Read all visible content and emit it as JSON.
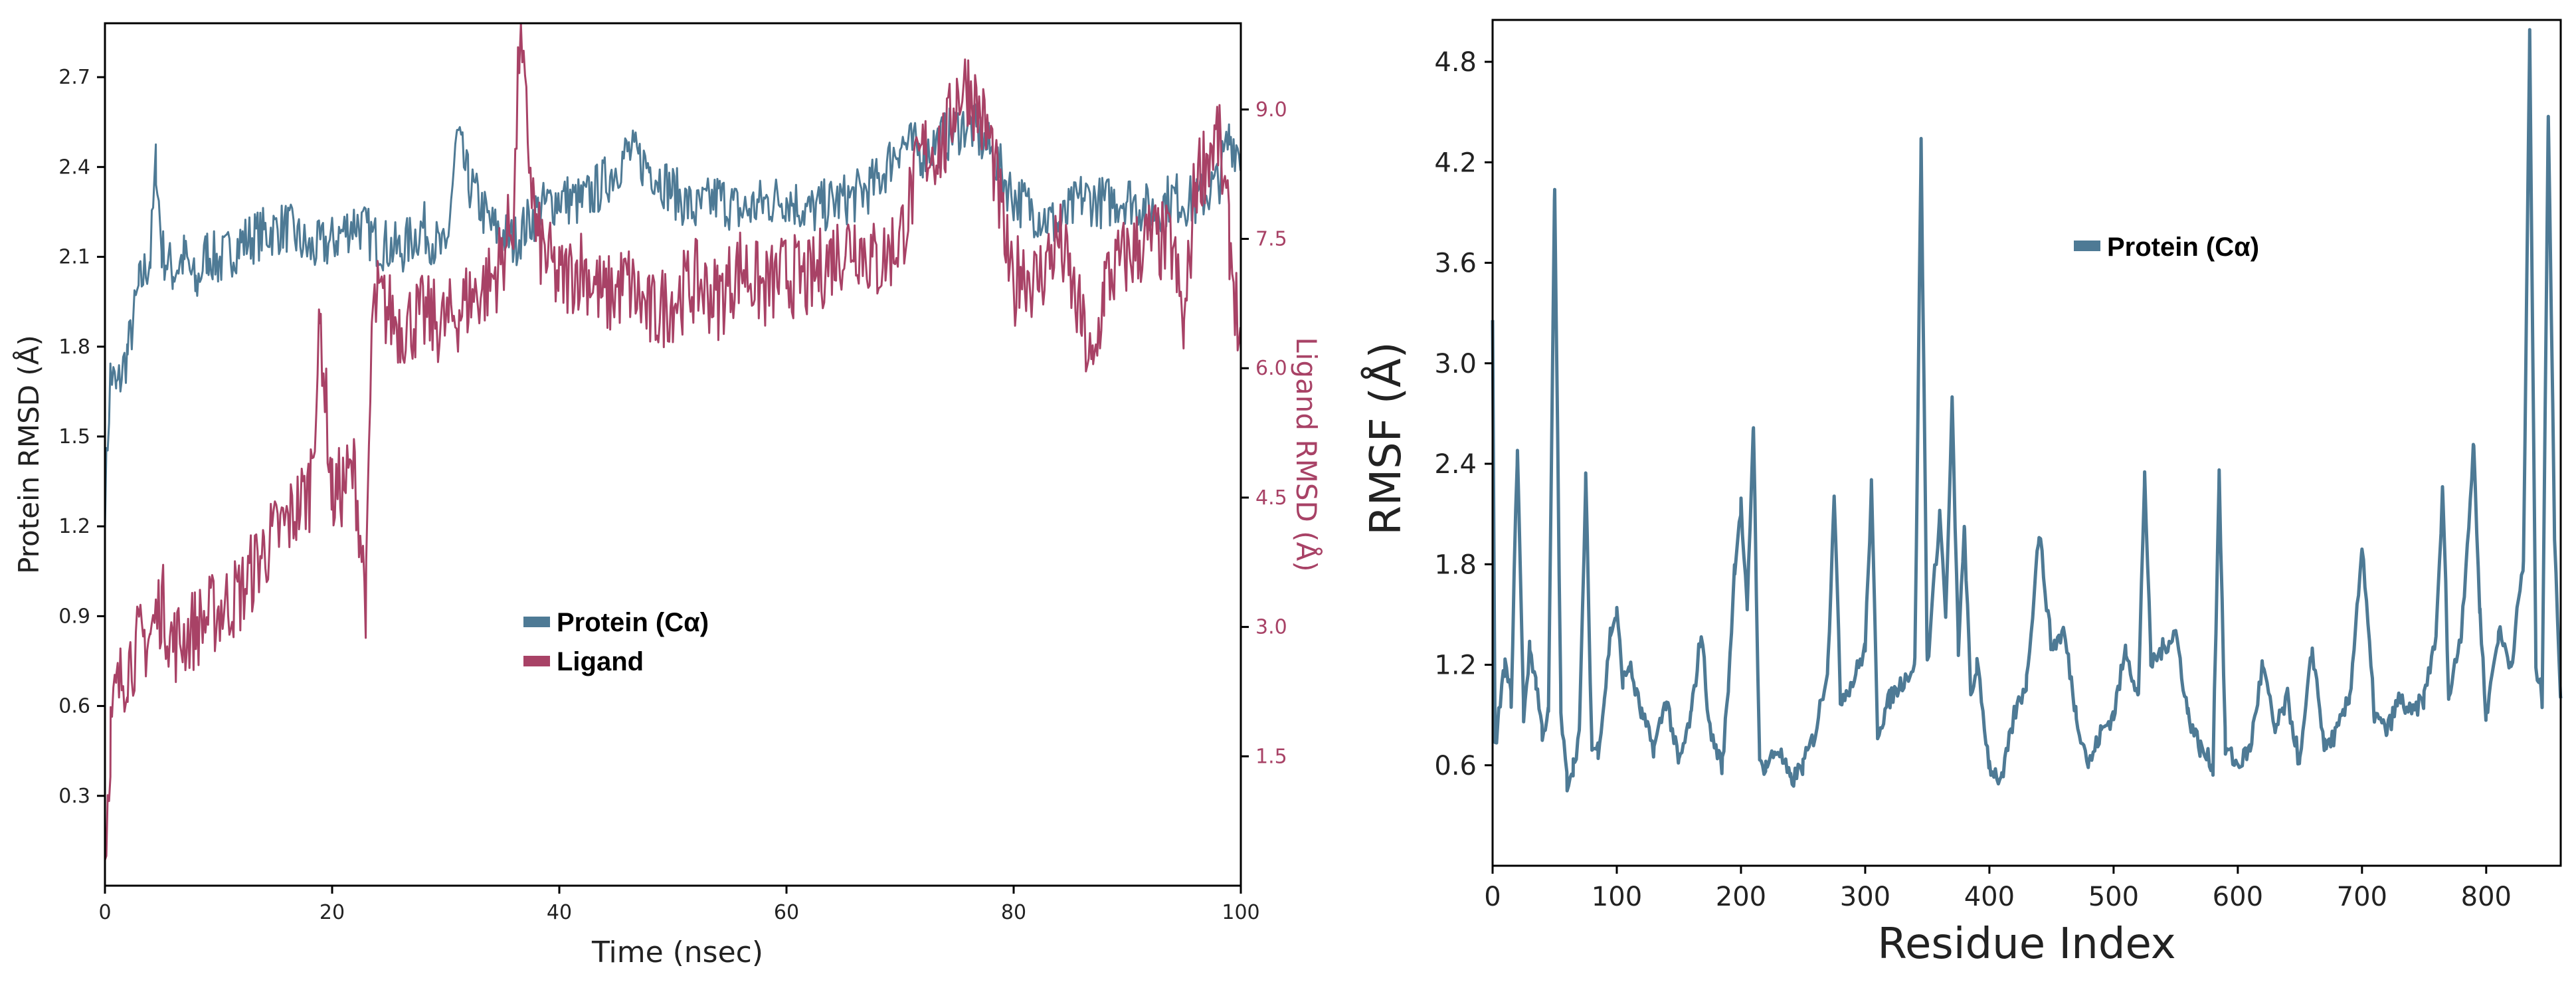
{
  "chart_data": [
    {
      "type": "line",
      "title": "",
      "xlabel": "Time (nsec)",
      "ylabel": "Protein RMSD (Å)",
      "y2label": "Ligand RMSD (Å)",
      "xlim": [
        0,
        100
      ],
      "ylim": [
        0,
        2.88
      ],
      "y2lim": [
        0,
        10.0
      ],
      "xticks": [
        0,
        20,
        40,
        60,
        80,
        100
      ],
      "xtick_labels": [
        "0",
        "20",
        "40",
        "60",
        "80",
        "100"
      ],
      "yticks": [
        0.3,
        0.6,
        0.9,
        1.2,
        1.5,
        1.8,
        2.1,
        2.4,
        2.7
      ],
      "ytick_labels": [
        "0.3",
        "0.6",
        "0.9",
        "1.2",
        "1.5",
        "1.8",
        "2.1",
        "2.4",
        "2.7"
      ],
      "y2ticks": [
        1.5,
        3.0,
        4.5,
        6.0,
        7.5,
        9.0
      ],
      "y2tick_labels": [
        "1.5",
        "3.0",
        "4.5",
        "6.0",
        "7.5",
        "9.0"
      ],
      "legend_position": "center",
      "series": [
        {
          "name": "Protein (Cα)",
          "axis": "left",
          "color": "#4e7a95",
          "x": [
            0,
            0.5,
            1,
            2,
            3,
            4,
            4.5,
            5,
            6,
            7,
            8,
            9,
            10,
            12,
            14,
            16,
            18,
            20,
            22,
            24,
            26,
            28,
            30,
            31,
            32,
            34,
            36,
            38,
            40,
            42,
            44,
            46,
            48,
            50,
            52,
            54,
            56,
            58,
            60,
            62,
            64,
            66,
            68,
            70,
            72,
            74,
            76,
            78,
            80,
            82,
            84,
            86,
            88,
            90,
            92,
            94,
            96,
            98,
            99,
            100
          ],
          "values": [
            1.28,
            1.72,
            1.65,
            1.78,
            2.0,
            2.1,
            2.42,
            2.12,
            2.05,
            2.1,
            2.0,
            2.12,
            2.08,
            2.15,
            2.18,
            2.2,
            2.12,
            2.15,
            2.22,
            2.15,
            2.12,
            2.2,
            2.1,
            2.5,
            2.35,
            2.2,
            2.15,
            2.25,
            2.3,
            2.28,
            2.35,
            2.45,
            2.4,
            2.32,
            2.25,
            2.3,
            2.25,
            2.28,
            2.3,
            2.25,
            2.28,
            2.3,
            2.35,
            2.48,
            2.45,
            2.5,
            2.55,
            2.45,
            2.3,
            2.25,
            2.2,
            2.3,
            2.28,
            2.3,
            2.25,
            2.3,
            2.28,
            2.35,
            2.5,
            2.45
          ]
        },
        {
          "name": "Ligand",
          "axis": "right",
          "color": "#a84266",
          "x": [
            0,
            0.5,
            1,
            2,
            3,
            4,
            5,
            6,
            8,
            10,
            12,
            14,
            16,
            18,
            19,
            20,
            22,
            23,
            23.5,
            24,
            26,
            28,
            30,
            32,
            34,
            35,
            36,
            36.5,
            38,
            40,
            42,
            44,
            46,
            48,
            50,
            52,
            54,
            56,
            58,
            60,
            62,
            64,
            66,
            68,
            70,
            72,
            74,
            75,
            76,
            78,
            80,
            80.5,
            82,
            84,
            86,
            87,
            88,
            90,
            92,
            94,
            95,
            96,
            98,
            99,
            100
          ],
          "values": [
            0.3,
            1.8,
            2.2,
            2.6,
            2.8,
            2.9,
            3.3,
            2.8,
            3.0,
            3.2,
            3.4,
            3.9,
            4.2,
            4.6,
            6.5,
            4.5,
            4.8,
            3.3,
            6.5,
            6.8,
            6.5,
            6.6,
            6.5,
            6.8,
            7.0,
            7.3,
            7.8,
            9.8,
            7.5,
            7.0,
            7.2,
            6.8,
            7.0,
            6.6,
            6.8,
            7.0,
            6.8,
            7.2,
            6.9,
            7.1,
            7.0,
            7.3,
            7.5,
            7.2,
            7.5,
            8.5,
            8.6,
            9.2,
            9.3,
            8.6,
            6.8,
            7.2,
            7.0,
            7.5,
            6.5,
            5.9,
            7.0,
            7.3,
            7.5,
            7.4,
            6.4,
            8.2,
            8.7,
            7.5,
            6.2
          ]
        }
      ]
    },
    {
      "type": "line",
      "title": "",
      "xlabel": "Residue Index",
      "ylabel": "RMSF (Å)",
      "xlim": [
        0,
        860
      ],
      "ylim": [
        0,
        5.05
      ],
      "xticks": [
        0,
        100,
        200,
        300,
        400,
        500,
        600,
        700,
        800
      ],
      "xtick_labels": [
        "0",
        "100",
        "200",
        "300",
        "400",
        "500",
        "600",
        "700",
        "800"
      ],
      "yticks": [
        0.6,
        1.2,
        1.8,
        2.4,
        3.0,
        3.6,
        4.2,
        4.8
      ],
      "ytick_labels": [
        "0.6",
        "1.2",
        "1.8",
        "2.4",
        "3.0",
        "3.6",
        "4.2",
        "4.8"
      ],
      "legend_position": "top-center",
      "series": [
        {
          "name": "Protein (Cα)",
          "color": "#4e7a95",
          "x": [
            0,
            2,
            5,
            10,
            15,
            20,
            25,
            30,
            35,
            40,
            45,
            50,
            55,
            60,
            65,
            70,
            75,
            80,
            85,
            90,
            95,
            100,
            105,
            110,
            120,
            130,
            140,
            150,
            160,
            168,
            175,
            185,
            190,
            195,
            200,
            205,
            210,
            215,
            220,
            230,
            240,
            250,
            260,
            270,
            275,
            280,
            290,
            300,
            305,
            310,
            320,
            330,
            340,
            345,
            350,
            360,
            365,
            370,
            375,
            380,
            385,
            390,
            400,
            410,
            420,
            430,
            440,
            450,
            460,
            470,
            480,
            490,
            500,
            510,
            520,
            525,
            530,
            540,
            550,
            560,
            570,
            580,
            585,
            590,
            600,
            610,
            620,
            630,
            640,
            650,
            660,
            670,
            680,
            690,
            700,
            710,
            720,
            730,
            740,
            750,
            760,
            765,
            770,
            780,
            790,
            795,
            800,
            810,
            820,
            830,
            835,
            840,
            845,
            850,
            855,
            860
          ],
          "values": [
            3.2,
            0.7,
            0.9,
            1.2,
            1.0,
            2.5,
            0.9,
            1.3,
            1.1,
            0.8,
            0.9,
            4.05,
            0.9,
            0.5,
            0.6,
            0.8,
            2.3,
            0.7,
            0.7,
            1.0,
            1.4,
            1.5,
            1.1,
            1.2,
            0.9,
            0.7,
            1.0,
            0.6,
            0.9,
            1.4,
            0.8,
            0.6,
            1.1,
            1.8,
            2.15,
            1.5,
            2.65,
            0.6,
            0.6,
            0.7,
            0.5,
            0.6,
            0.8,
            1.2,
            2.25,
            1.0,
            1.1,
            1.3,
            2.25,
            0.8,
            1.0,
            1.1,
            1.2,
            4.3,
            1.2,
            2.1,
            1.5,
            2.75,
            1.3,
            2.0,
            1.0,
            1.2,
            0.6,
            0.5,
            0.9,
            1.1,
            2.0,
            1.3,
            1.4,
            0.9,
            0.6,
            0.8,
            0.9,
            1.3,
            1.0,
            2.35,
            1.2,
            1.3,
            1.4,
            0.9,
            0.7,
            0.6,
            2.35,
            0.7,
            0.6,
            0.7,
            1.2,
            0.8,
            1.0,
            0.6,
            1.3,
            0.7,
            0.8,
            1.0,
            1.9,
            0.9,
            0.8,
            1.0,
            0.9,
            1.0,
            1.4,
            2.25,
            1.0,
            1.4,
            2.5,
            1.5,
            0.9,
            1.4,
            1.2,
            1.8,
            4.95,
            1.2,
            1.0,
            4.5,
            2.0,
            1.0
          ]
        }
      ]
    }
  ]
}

TASK BRIEF: Without the pictures, reproduce every entry exactly as written.

YOUR SOLUTION:
Read all visible content and emit it as JSON.
{
  "chart_data": [
    {
      "type": "line",
      "title": "",
      "xlabel": "Time (nsec)",
      "ylabel": "Protein RMSD (Å)",
      "y2label": "Ligand RMSD (Å)",
      "xlim": [
        0,
        100
      ],
      "ylim": [
        0,
        2.88
      ],
      "y2lim": [
        0,
        10.0
      ],
      "xticks": [
        0,
        20,
        40,
        60,
        80,
        100
      ],
      "xtick_labels": [
        "0",
        "20",
        "40",
        "60",
        "80",
        "100"
      ],
      "yticks": [
        0.3,
        0.6,
        0.9,
        1.2,
        1.5,
        1.8,
        2.1,
        2.4,
        2.7
      ],
      "ytick_labels": [
        "0.3",
        "0.6",
        "0.9",
        "1.2",
        "1.5",
        "1.8",
        "2.1",
        "2.4",
        "2.7"
      ],
      "y2ticks": [
        1.5,
        3.0,
        4.5,
        6.0,
        7.5,
        9.0
      ],
      "y2tick_labels": [
        "1.5",
        "3.0",
        "4.5",
        "6.0",
        "7.5",
        "9.0"
      ],
      "legend_position": "center",
      "series": [
        {
          "name": "Protein (Cα)",
          "axis": "left",
          "color": "#4e7a95",
          "x": [
            0,
            0.5,
            1,
            2,
            3,
            4,
            4.5,
            5,
            6,
            7,
            8,
            9,
            10,
            12,
            14,
            16,
            18,
            20,
            22,
            24,
            26,
            28,
            30,
            31,
            32,
            34,
            36,
            38,
            40,
            42,
            44,
            46,
            48,
            50,
            52,
            54,
            56,
            58,
            60,
            62,
            64,
            66,
            68,
            70,
            72,
            74,
            76,
            78,
            80,
            82,
            84,
            86,
            88,
            90,
            92,
            94,
            96,
            98,
            99,
            100
          ],
          "values": [
            1.28,
            1.72,
            1.65,
            1.78,
            2.0,
            2.1,
            2.42,
            2.12,
            2.05,
            2.1,
            2.0,
            2.12,
            2.08,
            2.15,
            2.18,
            2.2,
            2.12,
            2.15,
            2.22,
            2.15,
            2.12,
            2.2,
            2.1,
            2.5,
            2.35,
            2.2,
            2.15,
            2.25,
            2.3,
            2.28,
            2.35,
            2.45,
            2.4,
            2.32,
            2.25,
            2.3,
            2.25,
            2.28,
            2.3,
            2.25,
            2.28,
            2.3,
            2.35,
            2.48,
            2.45,
            2.5,
            2.55,
            2.45,
            2.3,
            2.25,
            2.2,
            2.3,
            2.28,
            2.3,
            2.25,
            2.3,
            2.28,
            2.35,
            2.5,
            2.45
          ]
        },
        {
          "name": "Ligand",
          "axis": "right",
          "color": "#a84266",
          "x": [
            0,
            0.5,
            1,
            2,
            3,
            4,
            5,
            6,
            8,
            10,
            12,
            14,
            16,
            18,
            19,
            20,
            22,
            23,
            23.5,
            24,
            26,
            28,
            30,
            32,
            34,
            35,
            36,
            36.5,
            38,
            40,
            42,
            44,
            46,
            48,
            50,
            52,
            54,
            56,
            58,
            60,
            62,
            64,
            66,
            68,
            70,
            72,
            74,
            75,
            76,
            78,
            80,
            80.5,
            82,
            84,
            86,
            87,
            88,
            90,
            92,
            94,
            95,
            96,
            98,
            99,
            100
          ],
          "values": [
            0.3,
            1.8,
            2.2,
            2.6,
            2.8,
            2.9,
            3.3,
            2.8,
            3.0,
            3.2,
            3.4,
            3.9,
            4.2,
            4.6,
            6.5,
            4.5,
            4.8,
            3.3,
            6.5,
            6.8,
            6.5,
            6.6,
            6.5,
            6.8,
            7.0,
            7.3,
            7.8,
            9.8,
            7.5,
            7.0,
            7.2,
            6.8,
            7.0,
            6.6,
            6.8,
            7.0,
            6.8,
            7.2,
            6.9,
            7.1,
            7.0,
            7.3,
            7.5,
            7.2,
            7.5,
            8.5,
            8.6,
            9.2,
            9.3,
            8.6,
            6.8,
            7.2,
            7.0,
            7.5,
            6.5,
            5.9,
            7.0,
            7.3,
            7.5,
            7.4,
            6.4,
            8.2,
            8.7,
            7.5,
            6.2
          ]
        }
      ]
    },
    {
      "type": "line",
      "title": "",
      "xlabel": "Residue Index",
      "ylabel": "RMSF (Å)",
      "xlim": [
        0,
        860
      ],
      "ylim": [
        0,
        5.05
      ],
      "xticks": [
        0,
        100,
        200,
        300,
        400,
        500,
        600,
        700,
        800
      ],
      "xtick_labels": [
        "0",
        "100",
        "200",
        "300",
        "400",
        "500",
        "600",
        "700",
        "800"
      ],
      "yticks": [
        0.6,
        1.2,
        1.8,
        2.4,
        3.0,
        3.6,
        4.2,
        4.8
      ],
      "ytick_labels": [
        "0.6",
        "1.2",
        "1.8",
        "2.4",
        "3.0",
        "3.6",
        "4.2",
        "4.8"
      ],
      "legend_position": "top-center",
      "series": [
        {
          "name": "Protein (Cα)",
          "color": "#4e7a95",
          "x": [
            0,
            2,
            5,
            10,
            15,
            20,
            25,
            30,
            35,
            40,
            45,
            50,
            55,
            60,
            65,
            70,
            75,
            80,
            85,
            90,
            95,
            100,
            105,
            110,
            120,
            130,
            140,
            150,
            160,
            168,
            175,
            185,
            190,
            195,
            200,
            205,
            210,
            215,
            220,
            230,
            240,
            250,
            260,
            270,
            275,
            280,
            290,
            300,
            305,
            310,
            320,
            330,
            340,
            345,
            350,
            360,
            365,
            370,
            375,
            380,
            385,
            390,
            400,
            410,
            420,
            430,
            440,
            450,
            460,
            470,
            480,
            490,
            500,
            510,
            520,
            525,
            530,
            540,
            550,
            560,
            570,
            580,
            585,
            590,
            600,
            610,
            620,
            630,
            640,
            650,
            660,
            670,
            680,
            690,
            700,
            710,
            720,
            730,
            740,
            750,
            760,
            765,
            770,
            780,
            790,
            795,
            800,
            810,
            820,
            830,
            835,
            840,
            845,
            850,
            855,
            860
          ],
          "values": [
            3.2,
            0.7,
            0.9,
            1.2,
            1.0,
            2.5,
            0.9,
            1.3,
            1.1,
            0.8,
            0.9,
            4.05,
            0.9,
            0.5,
            0.6,
            0.8,
            2.3,
            0.7,
            0.7,
            1.0,
            1.4,
            1.5,
            1.1,
            1.2,
            0.9,
            0.7,
            1.0,
            0.6,
            0.9,
            1.4,
            0.8,
            0.6,
            1.1,
            1.8,
            2.15,
            1.5,
            2.65,
            0.6,
            0.6,
            0.7,
            0.5,
            0.6,
            0.8,
            1.2,
            2.25,
            1.0,
            1.1,
            1.3,
            2.25,
            0.8,
            1.0,
            1.1,
            1.2,
            4.3,
            1.2,
            2.1,
            1.5,
            2.75,
            1.3,
            2.0,
            1.0,
            1.2,
            0.6,
            0.5,
            0.9,
            1.1,
            2.0,
            1.3,
            1.4,
            0.9,
            0.6,
            0.8,
            0.9,
            1.3,
            1.0,
            2.35,
            1.2,
            1.3,
            1.4,
            0.9,
            0.7,
            0.6,
            2.35,
            0.7,
            0.6,
            0.7,
            1.2,
            0.8,
            1.0,
            0.6,
            1.3,
            0.7,
            0.8,
            1.0,
            1.9,
            0.9,
            0.8,
            1.0,
            0.9,
            1.0,
            1.4,
            2.25,
            1.0,
            1.4,
            2.5,
            1.5,
            0.9,
            1.4,
            1.2,
            1.8,
            4.95,
            1.2,
            1.0,
            4.5,
            2.0,
            1.0
          ]
        }
      ]
    }
  ]
}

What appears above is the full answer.